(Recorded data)
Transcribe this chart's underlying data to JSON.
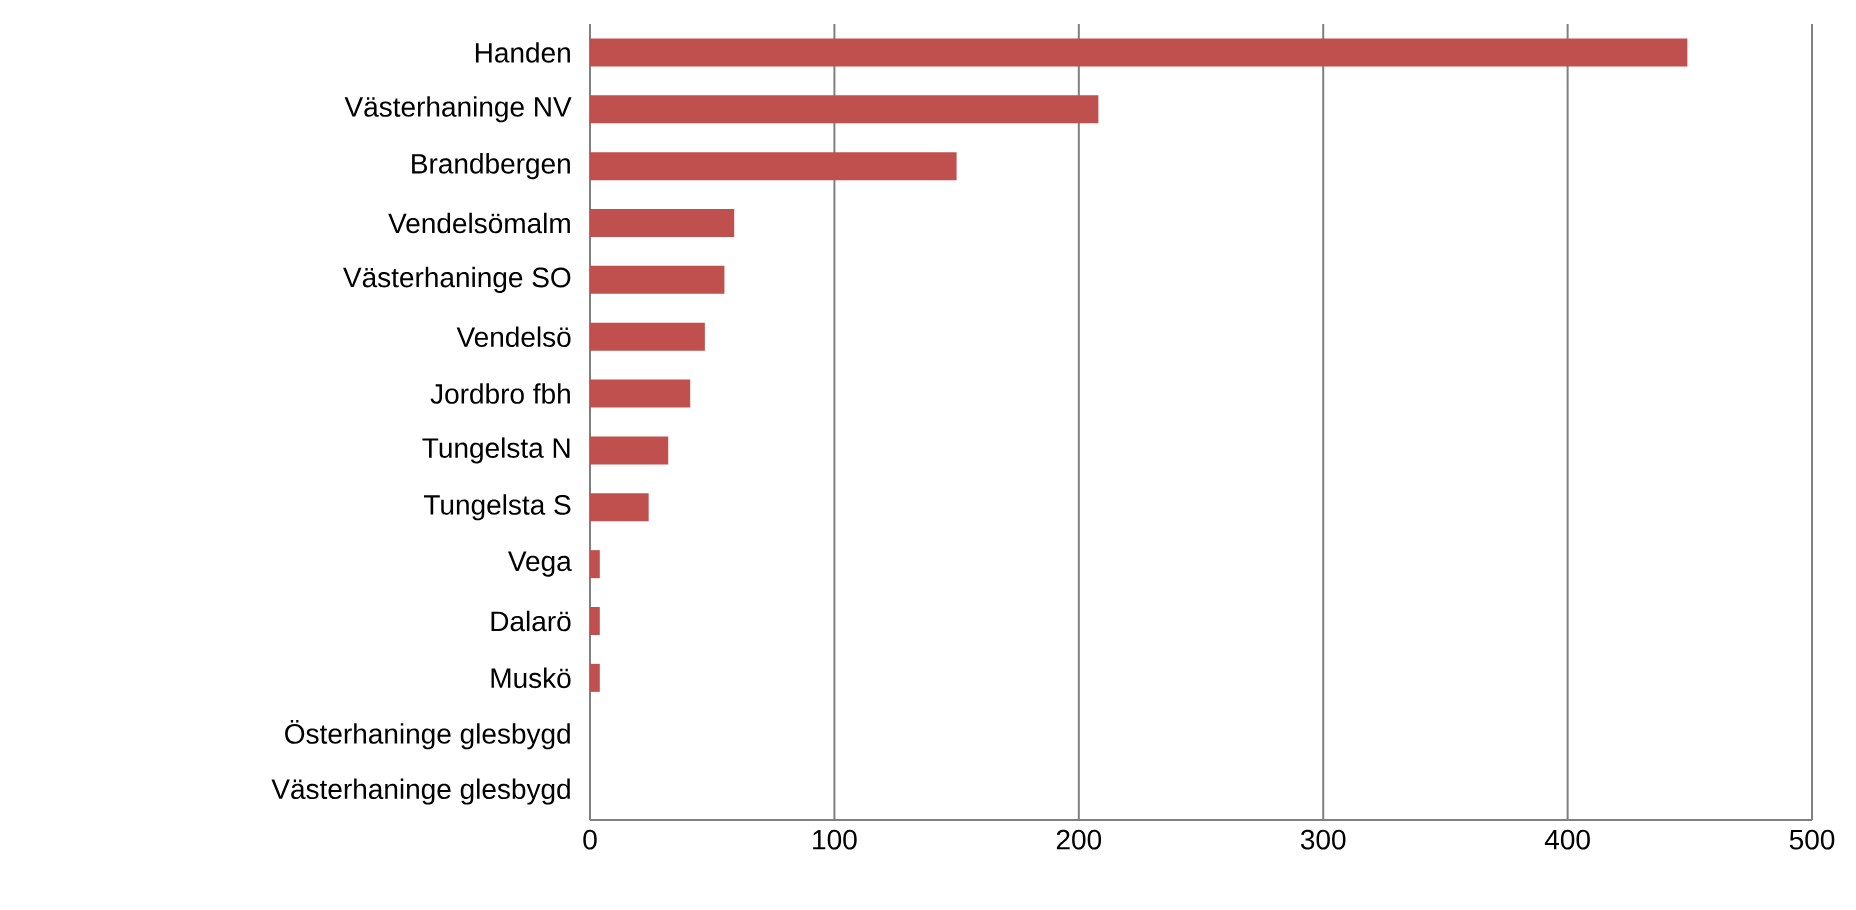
{
  "chart_data": {
    "type": "bar",
    "orientation": "horizontal",
    "categories": [
      "Handen",
      "Västerhaninge NV",
      "Brandbergen",
      "Vendelsömalm",
      "Västerhaninge SO",
      "Vendelsö",
      "Jordbro fbh",
      "Tungelsta N",
      "Tungelsta S",
      "Vega",
      "Dalarö",
      "Muskö",
      "Österhaninge glesbygd",
      "Västerhaninge glesbygd"
    ],
    "values": [
      449,
      208,
      150,
      59,
      55,
      47,
      41,
      32,
      24,
      4,
      4,
      4,
      0,
      0
    ],
    "color": "#c0504d",
    "xlim": [
      0,
      500
    ],
    "xticks": [
      0,
      100,
      200,
      300,
      400,
      500
    ],
    "grid": "x"
  }
}
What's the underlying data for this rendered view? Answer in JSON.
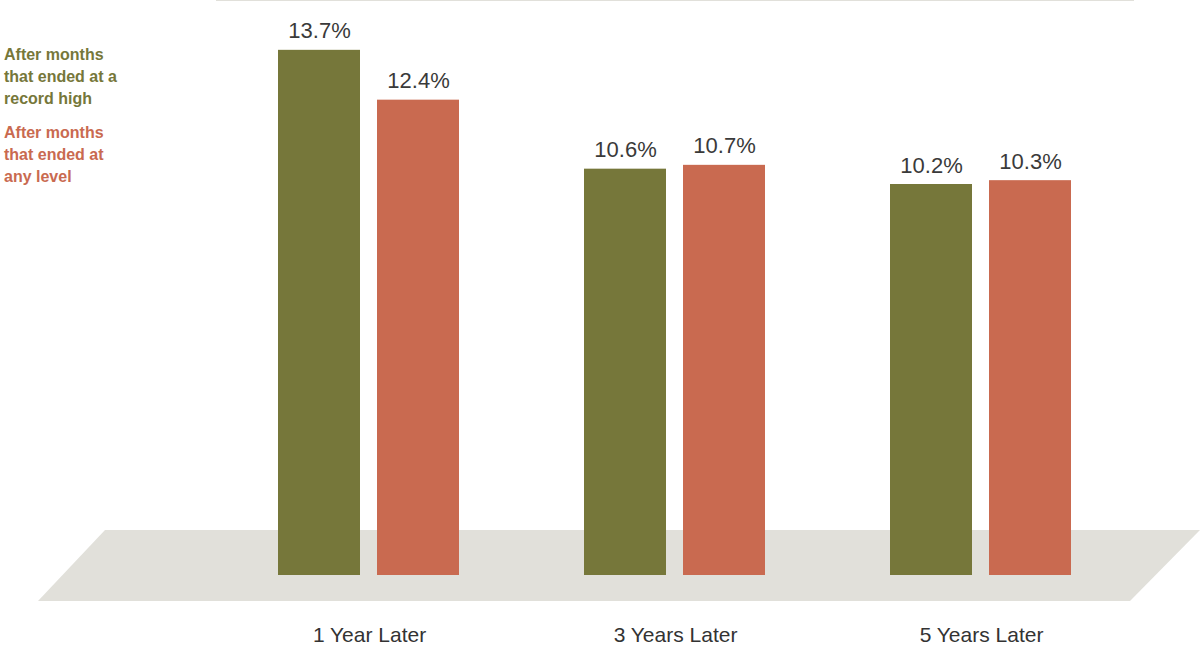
{
  "chart_data": {
    "type": "bar",
    "categories": [
      "1 Year Later",
      "3 Years Later",
      "5 Years Later"
    ],
    "series": [
      {
        "name": "After months that ended at a record high",
        "color": "#76773a",
        "values": [
          13.7,
          10.6,
          10.2
        ],
        "value_labels": [
          "13.7%",
          "10.6%",
          "10.2%"
        ]
      },
      {
        "name": "After months that ended at any level",
        "color": "#c96a50",
        "values": [
          12.4,
          10.7,
          10.3
        ],
        "value_labels": [
          "12.4%",
          "10.7%",
          "10.3%"
        ]
      }
    ],
    "ylim": [
      0,
      15
    ],
    "yticks": [],
    "data_labels": true,
    "tick_labels": "x",
    "legend": "top-left"
  }
}
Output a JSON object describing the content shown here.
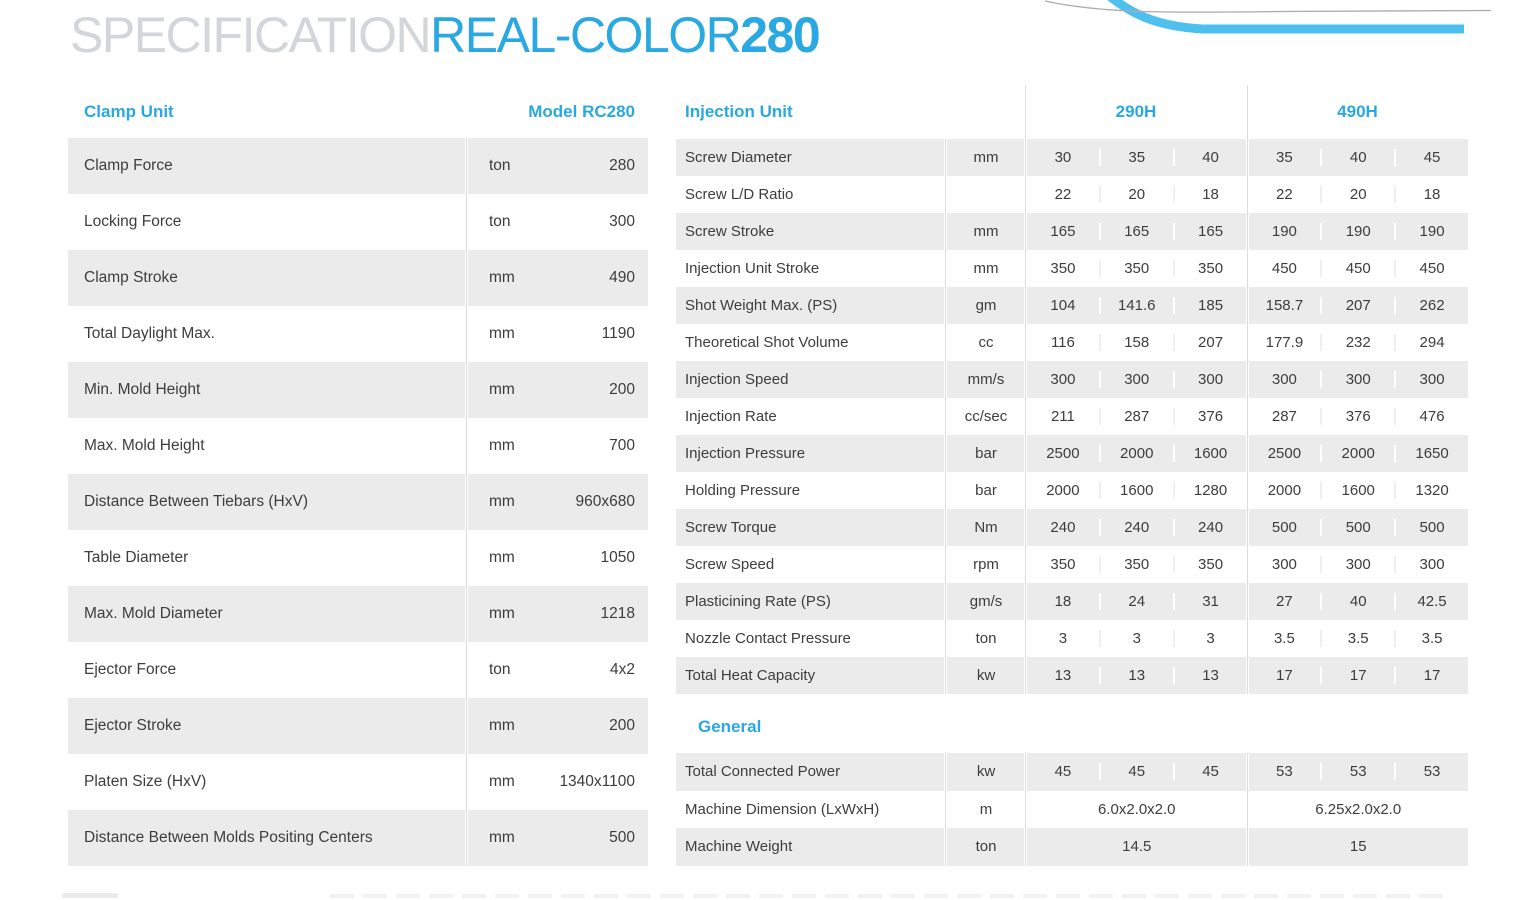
{
  "header": {
    "title_specification": "SPECIFICATION",
    "title_model": "REAL-COLOR",
    "title_number": "280"
  },
  "colors": {
    "accent_blue": "#29A8E1",
    "swoosh_blue": "#4DC0EF",
    "title_gray": "#D3D6D8",
    "row_stripe_gray": "#EBEBEB",
    "body_text": "#3D3D3D",
    "divider_gray": "#DCDCDC"
  },
  "decor": {
    "corner_graphic": "swoosh-curves"
  },
  "clamp_table": {
    "title": "Clamp Unit",
    "model_header": "Model RC280",
    "rows": [
      {
        "label": "Clamp Force",
        "unit": "ton",
        "value": "280"
      },
      {
        "label": "Locking Force",
        "unit": "ton",
        "value": "300"
      },
      {
        "label": "Clamp Stroke",
        "unit": "mm",
        "value": "490"
      },
      {
        "label": "Total Daylight Max.",
        "unit": "mm",
        "value": "1190"
      },
      {
        "label": "Min. Mold Height",
        "unit": "mm",
        "value": "200"
      },
      {
        "label": "Max. Mold Height",
        "unit": "mm",
        "value": "700"
      },
      {
        "label": "Distance Between Tiebars (HxV)",
        "unit": "mm",
        "value": "960x680"
      },
      {
        "label": "Table Diameter",
        "unit": "mm",
        "value": "1050"
      },
      {
        "label": "Max. Mold Diameter",
        "unit": "mm",
        "value": "1218"
      },
      {
        "label": "Ejector Force",
        "unit": "ton",
        "value": "4x2"
      },
      {
        "label": "Ejector Stroke",
        "unit": "mm",
        "value": "200"
      },
      {
        "label": "Platen Size (HxV)",
        "unit": "mm",
        "value": "1340x1100"
      },
      {
        "label": "Distance Between Molds Positing Centers",
        "unit": "mm",
        "value": "500"
      }
    ]
  },
  "injection_table": {
    "title": "Injection Unit",
    "group_headers": [
      "290H",
      "490H"
    ],
    "rows": [
      {
        "label": "Screw Diameter",
        "unit": "mm",
        "values": [
          "30",
          "35",
          "40",
          "35",
          "40",
          "45"
        ]
      },
      {
        "label": "Screw L/D Ratio",
        "unit": "",
        "values": [
          "22",
          "20",
          "18",
          "22",
          "20",
          "18"
        ]
      },
      {
        "label": "Screw Stroke",
        "unit": "mm",
        "values": [
          "165",
          "165",
          "165",
          "190",
          "190",
          "190"
        ]
      },
      {
        "label": "Injection Unit Stroke",
        "unit": "mm",
        "values": [
          "350",
          "350",
          "350",
          "450",
          "450",
          "450"
        ]
      },
      {
        "label": "Shot Weight Max. (PS)",
        "unit": "gm",
        "values": [
          "104",
          "141.6",
          "185",
          "158.7",
          "207",
          "262"
        ]
      },
      {
        "label": "Theoretical Shot Volume",
        "unit": "cc",
        "values": [
          "116",
          "158",
          "207",
          "177.9",
          "232",
          "294"
        ]
      },
      {
        "label": "Injection Speed",
        "unit": "mm/s",
        "values": [
          "300",
          "300",
          "300",
          "300",
          "300",
          "300"
        ]
      },
      {
        "label": "Injection Rate",
        "unit": "cc/sec",
        "values": [
          "211",
          "287",
          "376",
          "287",
          "376",
          "476"
        ]
      },
      {
        "label": "Injection Pressure",
        "unit": "bar",
        "values": [
          "2500",
          "2000",
          "1600",
          "2500",
          "2000",
          "1650"
        ]
      },
      {
        "label": "Holding Pressure",
        "unit": "bar",
        "values": [
          "2000",
          "1600",
          "1280",
          "2000",
          "1600",
          "1320"
        ]
      },
      {
        "label": "Screw Torque",
        "unit": "Nm",
        "values": [
          "240",
          "240",
          "240",
          "500",
          "500",
          "500"
        ]
      },
      {
        "label": "Screw Speed",
        "unit": "rpm",
        "values": [
          "350",
          "350",
          "350",
          "300",
          "300",
          "300"
        ]
      },
      {
        "label": "Plasticining Rate (PS)",
        "unit": "gm/s",
        "values": [
          "18",
          "24",
          "31",
          "27",
          "40",
          "42.5"
        ]
      },
      {
        "label": "Nozzle Contact Pressure",
        "unit": "ton",
        "values": [
          "3",
          "3",
          "3",
          "3.5",
          "3.5",
          "3.5"
        ]
      },
      {
        "label": "Total Heat Capacity",
        "unit": "kw",
        "values": [
          "13",
          "13",
          "13",
          "17",
          "17",
          "17"
        ]
      }
    ]
  },
  "general_table": {
    "title": "General",
    "rows": [
      {
        "label": "Total Connected Power",
        "unit": "kw",
        "values": [
          "45",
          "45",
          "45",
          "53",
          "53",
          "53"
        ]
      },
      {
        "label": "Machine Dimension (LxWxH)",
        "unit": "m",
        "merged_values": [
          "6.0x2.0x2.0",
          "6.25x2.0x2.0"
        ]
      },
      {
        "label": "Machine Weight",
        "unit": "ton",
        "merged_values": [
          "14.5",
          "15"
        ]
      }
    ]
  }
}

## WHAT IS EXPECTED
Pick out each line in the material containing "Force".

## IN RESPONSE
        "label": "Clamp Force",
        "label": "Locking Force",
        "label": "Ejector Force",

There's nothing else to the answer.